▶ [GIVEN INSTRUCTION]:
Gather the lines from the material that contain "lugar".

▶ [PROVIDED INFORMATION]:
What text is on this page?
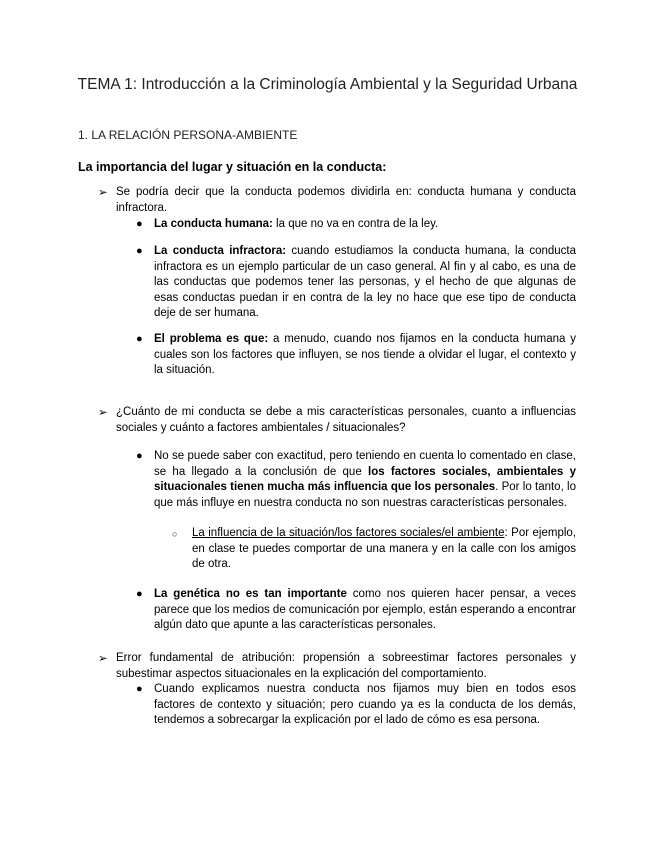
TEMA 1: Introducción a la Criminología Ambiental y la Seguridad Urbana
1. LA RELACIÓN PERSONA-AMBIENTE
La importancia del lugar y situación en la conducta:
➢ Se podría decir que la conducta podemos dividirla en: conducta humana y conducta infractora.
● La conducta humana: la que no va en contra de la ley.
● La conducta infractora: cuando estudiamos la conducta humana, la conducta infractora es un ejemplo particular de un caso general. Al fin y al cabo, es una de las conductas que podemos tener las personas, y el hecho de que algunas de esas conductas puedan ir en contra de la ley no hace que ese tipo de conducta deje de ser humana.
● El problema es que: a menudo, cuando nos fijamos en la conducta humana y cuales son los factores que influyen, se nos tiende a olvidar el lugar, el contexto y la situación.
➢ ¿Cuánto de mi conducta se debe a mis características personales, cuanto a influencias sociales y cuánto a factores ambientales / situacionales?
● No se puede saber con exactitud, pero teniendo en cuenta lo comentado en clase, se ha llegado a la conclusión de que los factores sociales, ambientales y situacionales tienen mucha más influencia que los personales. Por lo tanto, lo que más influye en nuestra conducta no son nuestras características personales.
○ La influencia de la situación/los factores sociales/el ambiente: Por ejemplo, en clase te puedes comportar de una manera y en la calle con los amigos de otra.
● La genética no es tan importante como nos quieren hacer pensar, a veces parece que los medios de comunicación por ejemplo, están esperando a encontrar algún dato que apunte a las características personales.
➢ Error fundamental de atribución: propensión a sobreestimar factores personales y subestimar aspectos situacionales en la explicación del comportamiento.
● Cuando explicamos nuestra conducta nos fijamos muy bien en todos esos factores de contexto y situación; pero cuando ya es la conducta de los demás, tendemos a sobrecargar la explicación por el lado de cómo es esa persona.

▶ [THE RESULT]:
La importancia del lugar y situación en la conducta:
● El problema es que: a menudo, cuando nos fijamos en la conducta humana y cuales son los factores que influyen, se nos tiende a olvidar el lugar, el contexto y la situación.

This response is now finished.